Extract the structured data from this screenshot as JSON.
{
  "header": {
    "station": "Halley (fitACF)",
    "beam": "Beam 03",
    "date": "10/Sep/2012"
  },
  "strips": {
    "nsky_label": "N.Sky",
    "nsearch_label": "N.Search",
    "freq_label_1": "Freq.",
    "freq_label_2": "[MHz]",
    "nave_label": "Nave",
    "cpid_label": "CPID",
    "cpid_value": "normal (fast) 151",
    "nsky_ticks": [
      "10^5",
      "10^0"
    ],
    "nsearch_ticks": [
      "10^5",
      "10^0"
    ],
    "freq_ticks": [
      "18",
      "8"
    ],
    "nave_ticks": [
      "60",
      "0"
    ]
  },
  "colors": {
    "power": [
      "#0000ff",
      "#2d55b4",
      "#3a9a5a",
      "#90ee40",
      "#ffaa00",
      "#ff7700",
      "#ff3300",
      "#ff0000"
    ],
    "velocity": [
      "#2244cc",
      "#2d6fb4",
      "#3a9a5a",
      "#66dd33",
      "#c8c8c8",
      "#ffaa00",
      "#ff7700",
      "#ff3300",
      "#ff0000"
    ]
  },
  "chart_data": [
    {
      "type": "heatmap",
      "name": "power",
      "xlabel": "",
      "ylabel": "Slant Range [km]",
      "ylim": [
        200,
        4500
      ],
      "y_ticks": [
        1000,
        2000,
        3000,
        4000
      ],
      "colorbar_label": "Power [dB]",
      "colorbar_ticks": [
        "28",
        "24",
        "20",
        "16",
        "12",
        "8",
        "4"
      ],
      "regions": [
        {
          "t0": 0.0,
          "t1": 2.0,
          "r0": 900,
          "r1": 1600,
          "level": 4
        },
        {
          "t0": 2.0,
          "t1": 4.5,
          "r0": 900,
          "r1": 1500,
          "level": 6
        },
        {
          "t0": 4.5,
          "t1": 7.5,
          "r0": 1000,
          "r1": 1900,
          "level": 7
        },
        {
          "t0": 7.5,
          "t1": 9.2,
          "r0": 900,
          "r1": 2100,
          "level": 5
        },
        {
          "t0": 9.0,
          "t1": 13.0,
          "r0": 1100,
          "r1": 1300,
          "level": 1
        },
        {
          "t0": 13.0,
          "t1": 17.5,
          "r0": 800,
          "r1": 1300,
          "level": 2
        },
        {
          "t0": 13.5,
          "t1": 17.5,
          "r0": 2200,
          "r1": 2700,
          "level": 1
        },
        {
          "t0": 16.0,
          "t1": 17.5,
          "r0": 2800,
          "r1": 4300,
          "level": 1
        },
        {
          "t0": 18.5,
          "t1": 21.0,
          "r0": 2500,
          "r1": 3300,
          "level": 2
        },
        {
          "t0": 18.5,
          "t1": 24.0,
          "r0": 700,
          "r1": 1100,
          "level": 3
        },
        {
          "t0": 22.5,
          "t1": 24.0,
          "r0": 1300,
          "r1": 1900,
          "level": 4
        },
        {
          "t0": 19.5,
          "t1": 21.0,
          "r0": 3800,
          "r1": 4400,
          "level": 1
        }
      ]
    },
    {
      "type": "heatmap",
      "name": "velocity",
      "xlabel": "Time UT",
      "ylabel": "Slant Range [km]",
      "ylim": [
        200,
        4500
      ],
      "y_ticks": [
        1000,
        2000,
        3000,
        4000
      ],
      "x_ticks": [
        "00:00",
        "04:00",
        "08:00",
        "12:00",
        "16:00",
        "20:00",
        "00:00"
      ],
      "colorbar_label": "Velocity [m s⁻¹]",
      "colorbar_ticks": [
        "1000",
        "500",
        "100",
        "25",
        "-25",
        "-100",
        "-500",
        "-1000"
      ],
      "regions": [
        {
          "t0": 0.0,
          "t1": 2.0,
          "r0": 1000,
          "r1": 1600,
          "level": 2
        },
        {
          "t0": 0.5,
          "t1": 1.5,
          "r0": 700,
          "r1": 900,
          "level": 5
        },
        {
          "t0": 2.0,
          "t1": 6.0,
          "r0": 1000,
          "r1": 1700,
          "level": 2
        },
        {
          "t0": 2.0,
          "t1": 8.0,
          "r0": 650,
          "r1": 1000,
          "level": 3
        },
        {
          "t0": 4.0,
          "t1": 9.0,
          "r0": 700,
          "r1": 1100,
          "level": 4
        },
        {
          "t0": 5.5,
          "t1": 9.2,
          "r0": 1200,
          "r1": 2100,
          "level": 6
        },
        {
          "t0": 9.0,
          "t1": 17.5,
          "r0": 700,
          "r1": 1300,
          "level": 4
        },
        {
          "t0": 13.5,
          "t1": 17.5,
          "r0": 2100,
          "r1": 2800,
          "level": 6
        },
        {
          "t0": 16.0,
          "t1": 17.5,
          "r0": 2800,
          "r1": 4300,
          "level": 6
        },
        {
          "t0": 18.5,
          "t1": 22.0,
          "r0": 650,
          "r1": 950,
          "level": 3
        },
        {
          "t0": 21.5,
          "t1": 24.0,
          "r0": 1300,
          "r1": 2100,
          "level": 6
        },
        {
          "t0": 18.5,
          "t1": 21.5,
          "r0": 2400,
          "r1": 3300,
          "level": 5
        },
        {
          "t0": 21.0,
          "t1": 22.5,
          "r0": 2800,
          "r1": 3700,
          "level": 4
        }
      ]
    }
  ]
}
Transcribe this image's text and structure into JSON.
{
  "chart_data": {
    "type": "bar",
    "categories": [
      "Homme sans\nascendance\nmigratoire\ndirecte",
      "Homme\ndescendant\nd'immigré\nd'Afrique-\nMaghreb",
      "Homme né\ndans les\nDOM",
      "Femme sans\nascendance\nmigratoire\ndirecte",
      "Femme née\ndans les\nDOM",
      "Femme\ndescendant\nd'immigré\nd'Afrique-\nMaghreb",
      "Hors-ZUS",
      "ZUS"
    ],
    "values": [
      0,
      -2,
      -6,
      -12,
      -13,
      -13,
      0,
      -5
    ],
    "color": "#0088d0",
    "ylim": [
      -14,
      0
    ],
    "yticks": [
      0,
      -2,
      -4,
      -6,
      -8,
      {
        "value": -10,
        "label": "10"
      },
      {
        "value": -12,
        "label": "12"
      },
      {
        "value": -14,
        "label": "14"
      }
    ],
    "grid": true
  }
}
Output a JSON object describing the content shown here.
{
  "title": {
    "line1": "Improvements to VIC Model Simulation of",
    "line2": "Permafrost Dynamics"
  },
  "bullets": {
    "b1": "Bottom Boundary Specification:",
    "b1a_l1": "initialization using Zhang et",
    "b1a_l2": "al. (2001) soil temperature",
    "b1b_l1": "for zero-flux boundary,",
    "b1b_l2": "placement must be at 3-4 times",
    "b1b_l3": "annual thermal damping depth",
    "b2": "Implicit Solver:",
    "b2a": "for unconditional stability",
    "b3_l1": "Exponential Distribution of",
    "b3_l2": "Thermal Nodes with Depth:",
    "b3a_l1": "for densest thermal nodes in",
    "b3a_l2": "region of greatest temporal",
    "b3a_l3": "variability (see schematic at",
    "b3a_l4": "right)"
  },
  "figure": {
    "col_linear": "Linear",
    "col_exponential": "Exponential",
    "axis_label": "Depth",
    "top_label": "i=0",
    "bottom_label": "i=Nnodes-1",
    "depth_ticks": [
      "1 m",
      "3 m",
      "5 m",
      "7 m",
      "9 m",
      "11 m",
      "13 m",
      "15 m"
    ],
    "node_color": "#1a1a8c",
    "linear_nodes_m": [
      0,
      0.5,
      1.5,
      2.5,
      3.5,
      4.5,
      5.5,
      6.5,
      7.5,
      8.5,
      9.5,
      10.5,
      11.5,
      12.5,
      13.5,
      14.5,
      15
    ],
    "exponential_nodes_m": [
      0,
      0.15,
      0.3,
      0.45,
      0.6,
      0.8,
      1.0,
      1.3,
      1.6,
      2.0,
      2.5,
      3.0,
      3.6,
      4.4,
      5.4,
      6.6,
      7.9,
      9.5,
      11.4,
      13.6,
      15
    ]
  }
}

The exercise:
Check each line above for the word "JSON" and give the number of lines that have it, nothing else.

Solution for this problem:
3